Stated exercise — Rewrite every item with "screenshot" swapped for "image" wherever it occurs, keeping everything else the same and omitting the pictures.
##########
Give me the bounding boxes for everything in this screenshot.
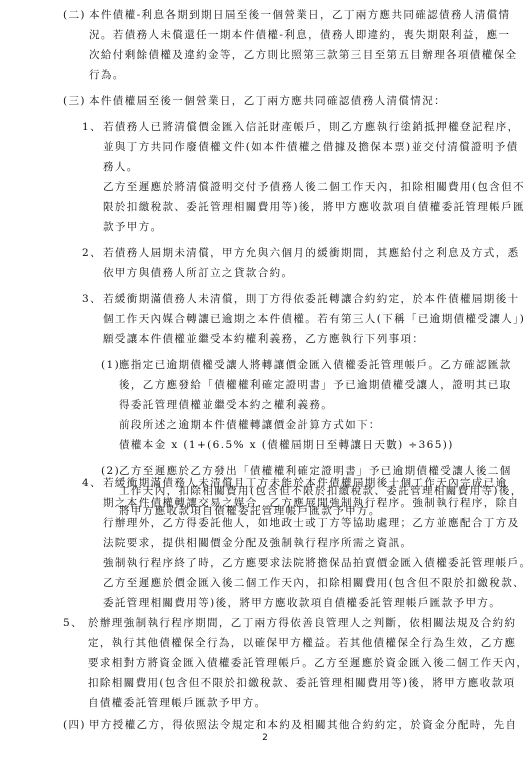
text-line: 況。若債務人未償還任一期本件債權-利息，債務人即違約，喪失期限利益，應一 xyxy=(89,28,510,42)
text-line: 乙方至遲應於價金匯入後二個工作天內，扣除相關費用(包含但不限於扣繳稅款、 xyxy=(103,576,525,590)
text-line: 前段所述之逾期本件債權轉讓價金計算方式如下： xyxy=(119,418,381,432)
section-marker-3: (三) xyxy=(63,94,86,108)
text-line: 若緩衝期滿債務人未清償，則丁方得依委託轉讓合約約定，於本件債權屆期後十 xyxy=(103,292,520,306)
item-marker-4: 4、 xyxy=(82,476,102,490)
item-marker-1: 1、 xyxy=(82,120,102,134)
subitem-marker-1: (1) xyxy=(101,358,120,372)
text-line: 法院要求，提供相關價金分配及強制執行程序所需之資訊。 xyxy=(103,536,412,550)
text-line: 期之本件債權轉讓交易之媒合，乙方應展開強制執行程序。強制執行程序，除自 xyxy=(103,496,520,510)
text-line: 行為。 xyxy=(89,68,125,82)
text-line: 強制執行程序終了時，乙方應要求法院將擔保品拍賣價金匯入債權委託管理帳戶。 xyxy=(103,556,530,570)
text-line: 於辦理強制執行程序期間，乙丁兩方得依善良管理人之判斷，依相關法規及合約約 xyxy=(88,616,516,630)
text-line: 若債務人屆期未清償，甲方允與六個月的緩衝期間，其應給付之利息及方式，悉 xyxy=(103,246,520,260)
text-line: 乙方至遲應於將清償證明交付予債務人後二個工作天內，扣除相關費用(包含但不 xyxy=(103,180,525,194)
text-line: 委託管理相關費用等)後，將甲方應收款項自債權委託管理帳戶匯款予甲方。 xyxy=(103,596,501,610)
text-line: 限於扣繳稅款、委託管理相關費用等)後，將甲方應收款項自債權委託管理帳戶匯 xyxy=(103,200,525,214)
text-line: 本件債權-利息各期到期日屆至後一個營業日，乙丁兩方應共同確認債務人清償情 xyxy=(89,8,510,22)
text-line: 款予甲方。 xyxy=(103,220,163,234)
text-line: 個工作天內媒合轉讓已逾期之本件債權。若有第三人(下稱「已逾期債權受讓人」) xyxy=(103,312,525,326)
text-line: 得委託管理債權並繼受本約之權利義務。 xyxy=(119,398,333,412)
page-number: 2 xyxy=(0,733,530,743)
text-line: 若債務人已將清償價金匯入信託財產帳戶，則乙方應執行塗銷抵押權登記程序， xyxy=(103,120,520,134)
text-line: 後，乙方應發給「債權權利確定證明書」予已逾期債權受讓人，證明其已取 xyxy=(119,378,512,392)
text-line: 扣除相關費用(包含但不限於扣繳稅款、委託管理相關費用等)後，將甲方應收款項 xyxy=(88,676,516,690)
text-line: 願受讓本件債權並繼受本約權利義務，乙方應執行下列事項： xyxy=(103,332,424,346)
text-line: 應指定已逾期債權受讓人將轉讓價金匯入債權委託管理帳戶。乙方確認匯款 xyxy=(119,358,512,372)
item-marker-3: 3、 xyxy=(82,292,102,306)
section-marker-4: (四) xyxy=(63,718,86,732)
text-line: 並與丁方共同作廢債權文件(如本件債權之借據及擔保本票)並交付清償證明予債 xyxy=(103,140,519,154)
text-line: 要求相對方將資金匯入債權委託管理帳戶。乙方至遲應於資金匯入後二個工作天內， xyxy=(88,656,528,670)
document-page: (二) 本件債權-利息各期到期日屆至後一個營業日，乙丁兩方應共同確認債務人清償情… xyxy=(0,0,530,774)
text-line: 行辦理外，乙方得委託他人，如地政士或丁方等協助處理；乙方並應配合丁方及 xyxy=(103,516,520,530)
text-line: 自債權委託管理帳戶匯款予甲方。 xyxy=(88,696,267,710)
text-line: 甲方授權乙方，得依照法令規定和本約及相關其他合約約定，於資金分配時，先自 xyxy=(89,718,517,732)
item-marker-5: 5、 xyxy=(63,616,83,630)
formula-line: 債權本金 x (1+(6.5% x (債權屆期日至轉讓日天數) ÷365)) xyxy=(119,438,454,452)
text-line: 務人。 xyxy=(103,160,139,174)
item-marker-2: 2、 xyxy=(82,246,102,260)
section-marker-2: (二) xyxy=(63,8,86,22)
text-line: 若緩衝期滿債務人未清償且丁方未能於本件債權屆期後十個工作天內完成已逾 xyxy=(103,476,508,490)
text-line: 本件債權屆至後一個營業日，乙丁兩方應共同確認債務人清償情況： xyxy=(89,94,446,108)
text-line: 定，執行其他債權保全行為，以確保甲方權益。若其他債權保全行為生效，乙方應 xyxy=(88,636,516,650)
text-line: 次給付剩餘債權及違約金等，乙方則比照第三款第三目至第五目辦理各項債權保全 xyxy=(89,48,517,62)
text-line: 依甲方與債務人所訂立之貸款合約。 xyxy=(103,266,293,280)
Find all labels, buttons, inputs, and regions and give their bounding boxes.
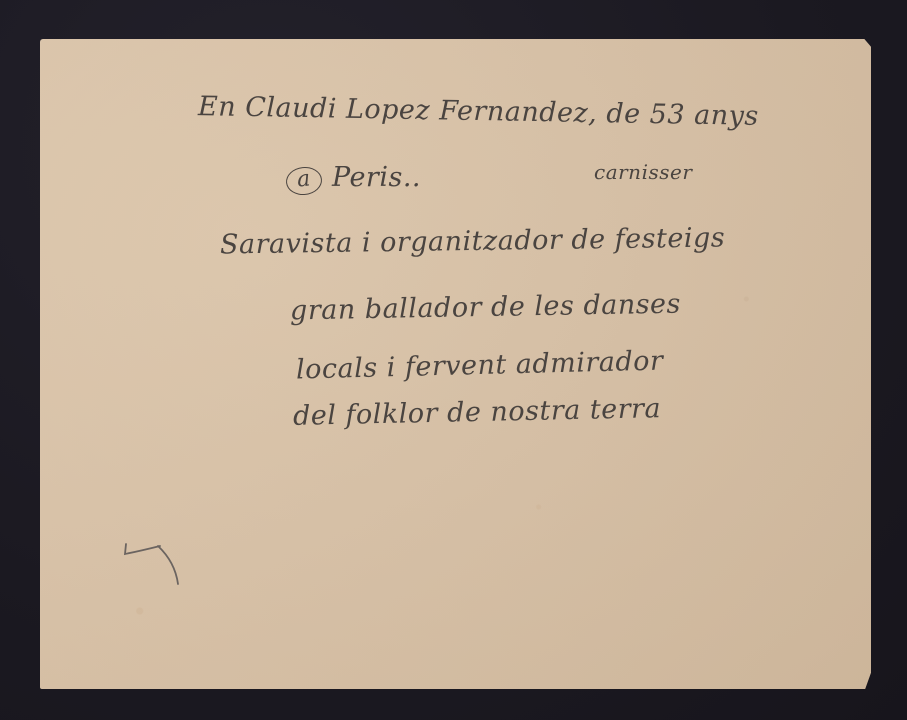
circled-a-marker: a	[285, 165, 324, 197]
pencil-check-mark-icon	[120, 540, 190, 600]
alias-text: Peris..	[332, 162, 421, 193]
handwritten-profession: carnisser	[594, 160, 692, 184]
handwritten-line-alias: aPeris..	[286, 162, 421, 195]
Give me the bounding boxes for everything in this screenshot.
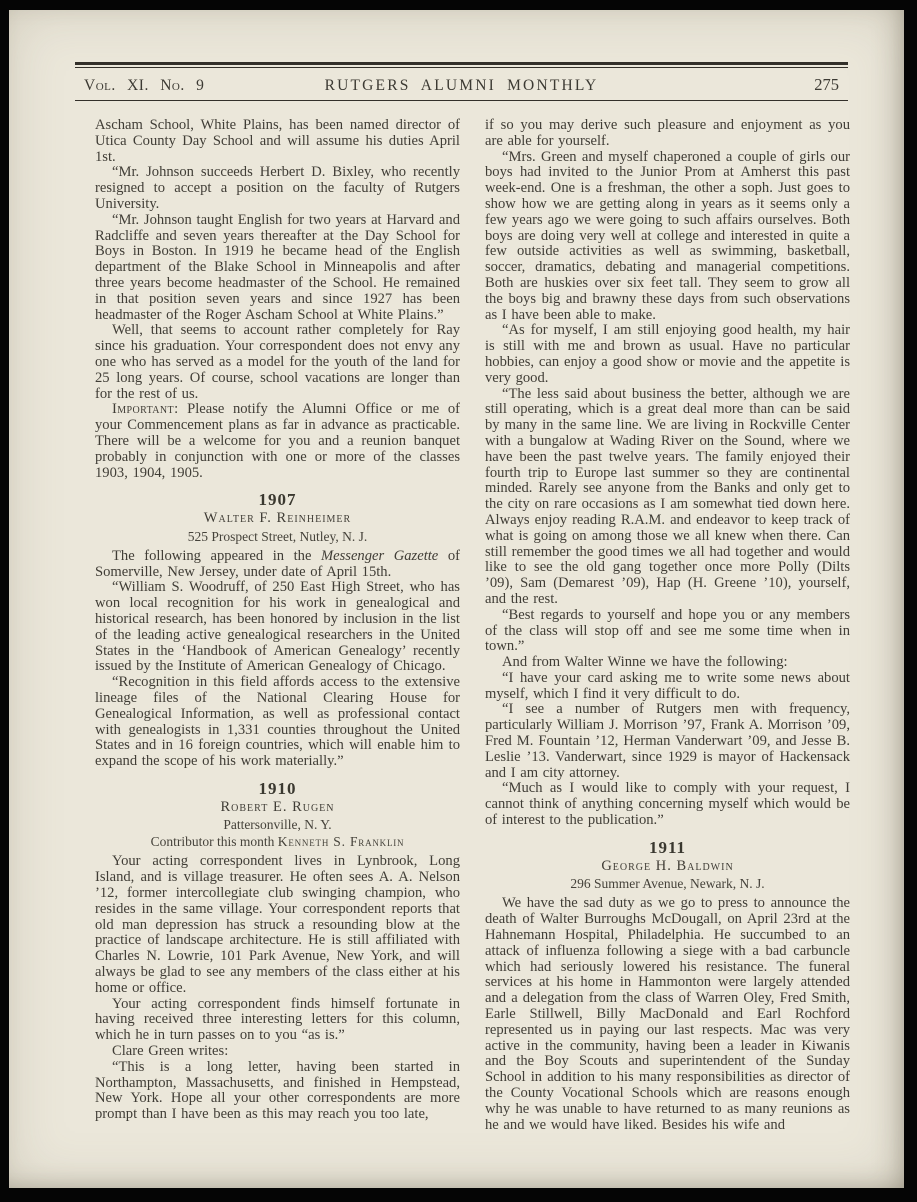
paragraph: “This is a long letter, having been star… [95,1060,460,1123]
##########
Exercise response —
Give me the bounding boxes for everything in this image.
text-line: 況。若債務人未償還任一期本件債權-利息，債務人即違約，喪失期限利益，應一 xyxy=(89,28,510,42)
text-line: 乙方至遲應於價金匯入後二個工作天內，扣除相關費用(包含但不限於扣繳稅款、 xyxy=(103,576,525,590)
text-line: 前段所述之逾期本件債權轉讓價金計算方式如下： xyxy=(119,418,381,432)
section-marker-3: (三) xyxy=(63,94,86,108)
text-line: 若緩衝期滿債務人未清償，則丁方得依委託轉讓合約約定，於本件債權屆期後十 xyxy=(103,292,520,306)
item-marker-4: 4、 xyxy=(82,476,102,490)
item-marker-1: 1、 xyxy=(82,120,102,134)
subitem-marker-1: (1) xyxy=(101,358,120,372)
text-line: 法院要求，提供相關價金分配及強制執行程序所需之資訊。 xyxy=(103,536,412,550)
text-line: 期之本件債權轉讓交易之媒合，乙方應展開強制執行程序。強制執行程序，除自 xyxy=(103,496,520,510)
text-line: 行為。 xyxy=(89,68,125,82)
text-line: 強制執行程序終了時，乙方應要求法院將擔保品拍賣價金匯入債權委託管理帳戶。 xyxy=(103,556,530,570)
text-line: 於辦理強制執行程序期間，乙丁兩方得依善良管理人之判斷，依相關法規及合約約 xyxy=(88,616,516,630)
text-line: 若債務人屆期未清償，甲方允與六個月的緩衝期間，其應給付之利息及方式，悉 xyxy=(103,246,520,260)
text-line: 乙方至遲應於將清償證明交付予債務人後二個工作天內，扣除相關費用(包含但不 xyxy=(103,180,525,194)
text-line: 委託管理相關費用等)後，將甲方應收款項自債權委託管理帳戶匯款予甲方。 xyxy=(103,596,501,610)
text-line: 限於扣繳稅款、委託管理相關費用等)後，將甲方應收款項自債權委託管理帳戶匯 xyxy=(103,200,525,214)
text-line: 本件債權-利息各期到期日屆至後一個營業日，乙丁兩方應共同確認債務人清償情 xyxy=(89,8,510,22)
text-line: 款予甲方。 xyxy=(103,220,163,234)
text-line: 個工作天內媒合轉讓已逾期之本件債權。若有第三人(下稱「已逾期債權受讓人」) xyxy=(103,312,525,326)
text-line: 得委託管理債權並繼受本約之權利義務。 xyxy=(119,398,333,412)
page-number: 2 xyxy=(0,733,530,743)
text-line: 若債務人已將清償價金匯入信託財產帳戶，則乙方應執行塗銷抵押權登記程序， xyxy=(103,120,520,134)
text-line: 後，乙方應發給「債權權利確定證明書」予已逾期債權受讓人，證明其已取 xyxy=(119,378,512,392)
text-line: 扣除相關費用(包含但不限於扣繳稅款、委託管理相關費用等)後，將甲方應收款項 xyxy=(88,676,516,690)
text-line: 願受讓本件債權並繼受本約權利義務，乙方應執行下列事項： xyxy=(103,332,424,346)
text-line: 應指定已逾期債權受讓人將轉讓價金匯入債權委託管理帳戶。乙方確認匯款 xyxy=(119,358,512,372)
item-marker-3: 3、 xyxy=(82,292,102,306)
section-marker-4: (四) xyxy=(63,718,86,732)
text-line: 並與丁方共同作廢債權文件(如本件債權之借據及擔保本票)並交付清償證明予債 xyxy=(103,140,519,154)
text-line: 要求相對方將資金匯入債權委託管理帳戶。乙方至遲應於資金匯入後二個工作天內， xyxy=(88,656,528,670)
document-page: (二) 本件債權-利息各期到期日屆至後一個營業日，乙丁兩方應共同確認債務人清償情… xyxy=(0,0,530,774)
text-line: 行辦理外，乙方得委託他人，如地政士或丁方等協助處理；乙方並應配合丁方及 xyxy=(103,516,520,530)
text-line: 自債權委託管理帳戶匯款予甲方。 xyxy=(88,696,267,710)
text-line: 甲方授權乙方，得依照法令規定和本約及相關其他合約約定，於資金分配時，先自 xyxy=(89,718,517,732)
item-marker-5: 5、 xyxy=(63,616,83,630)
formula-line: 債權本金 x (1+(6.5% x (債權屆期日至轉讓日天數) ÷365)) xyxy=(119,438,454,452)
text-line: 務人。 xyxy=(103,160,139,174)
item-marker-2: 2、 xyxy=(82,246,102,260)
section-marker-2: (二) xyxy=(63,8,86,22)
text-line: 若緩衝期滿債務人未清償且丁方未能於本件債權屆期後十個工作天內完成已逾 xyxy=(103,476,508,490)
text-line: 本件債權屆至後一個營業日，乙丁兩方應共同確認債務人清償情況： xyxy=(89,94,446,108)
text-line: 定，執行其他債權保全行為，以確保甲方權益。若其他債權保全行為生效，乙方應 xyxy=(88,636,516,650)
text-line: 次給付剩餘債權及違約金等，乙方則比照第三款第三目至第五目辦理各項債權保全 xyxy=(89,48,517,62)
text-line: 依甲方與債務人所訂立之貸款合約。 xyxy=(103,266,293,280)
Find all labels, buttons, inputs, and regions and give their bounding boxes.
circled-a-marker: a	[285, 165, 324, 197]
pencil-check-mark-icon	[120, 540, 190, 600]
alias-text: Peris..	[332, 162, 421, 193]
handwritten-profession: carnisser	[594, 160, 692, 184]
handwritten-line-alias: aPeris..	[286, 162, 421, 195]
Give me the bounding boxes for everything in this image.
paragraph: “This is a long letter, having been star… [95,1060,460,1123]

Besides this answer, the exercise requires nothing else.